--- Start of RECORDS FOR THE TASK ---

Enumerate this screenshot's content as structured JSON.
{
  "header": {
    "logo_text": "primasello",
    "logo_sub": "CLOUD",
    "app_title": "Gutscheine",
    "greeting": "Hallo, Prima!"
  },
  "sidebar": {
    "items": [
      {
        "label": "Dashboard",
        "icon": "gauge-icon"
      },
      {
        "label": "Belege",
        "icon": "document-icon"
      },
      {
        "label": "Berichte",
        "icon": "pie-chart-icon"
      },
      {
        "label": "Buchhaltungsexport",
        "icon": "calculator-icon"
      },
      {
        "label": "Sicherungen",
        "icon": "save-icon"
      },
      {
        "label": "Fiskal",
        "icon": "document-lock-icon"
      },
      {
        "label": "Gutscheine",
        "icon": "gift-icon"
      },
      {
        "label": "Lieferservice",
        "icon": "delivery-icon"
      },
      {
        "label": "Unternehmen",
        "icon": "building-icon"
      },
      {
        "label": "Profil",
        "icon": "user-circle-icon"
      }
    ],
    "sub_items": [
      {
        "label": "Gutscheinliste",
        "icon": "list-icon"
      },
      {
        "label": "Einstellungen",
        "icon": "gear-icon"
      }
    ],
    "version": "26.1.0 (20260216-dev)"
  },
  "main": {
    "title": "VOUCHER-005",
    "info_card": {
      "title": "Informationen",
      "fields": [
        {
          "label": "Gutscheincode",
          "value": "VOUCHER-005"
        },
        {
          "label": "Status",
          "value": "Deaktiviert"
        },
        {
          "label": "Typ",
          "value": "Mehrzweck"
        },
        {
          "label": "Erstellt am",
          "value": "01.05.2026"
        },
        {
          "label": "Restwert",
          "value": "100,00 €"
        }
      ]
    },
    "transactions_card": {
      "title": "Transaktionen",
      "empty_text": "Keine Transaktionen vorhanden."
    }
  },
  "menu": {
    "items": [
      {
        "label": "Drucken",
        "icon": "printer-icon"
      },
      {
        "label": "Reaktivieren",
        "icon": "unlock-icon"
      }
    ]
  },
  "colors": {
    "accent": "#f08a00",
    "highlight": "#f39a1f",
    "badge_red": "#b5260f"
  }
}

--- End of RECORDS FOR THE TASK ---

__WHAT THIS TASK INVOLVES__
Gather up every line from the listing above in which the word "value" occurs.

__EXPECTED OUTPUT__
          "value": "VOUCHER-005"
          "value": "Deaktiviert"
          "value": "Mehrzweck"
          "value": "01.05.2026"
          "value": "100,00 €"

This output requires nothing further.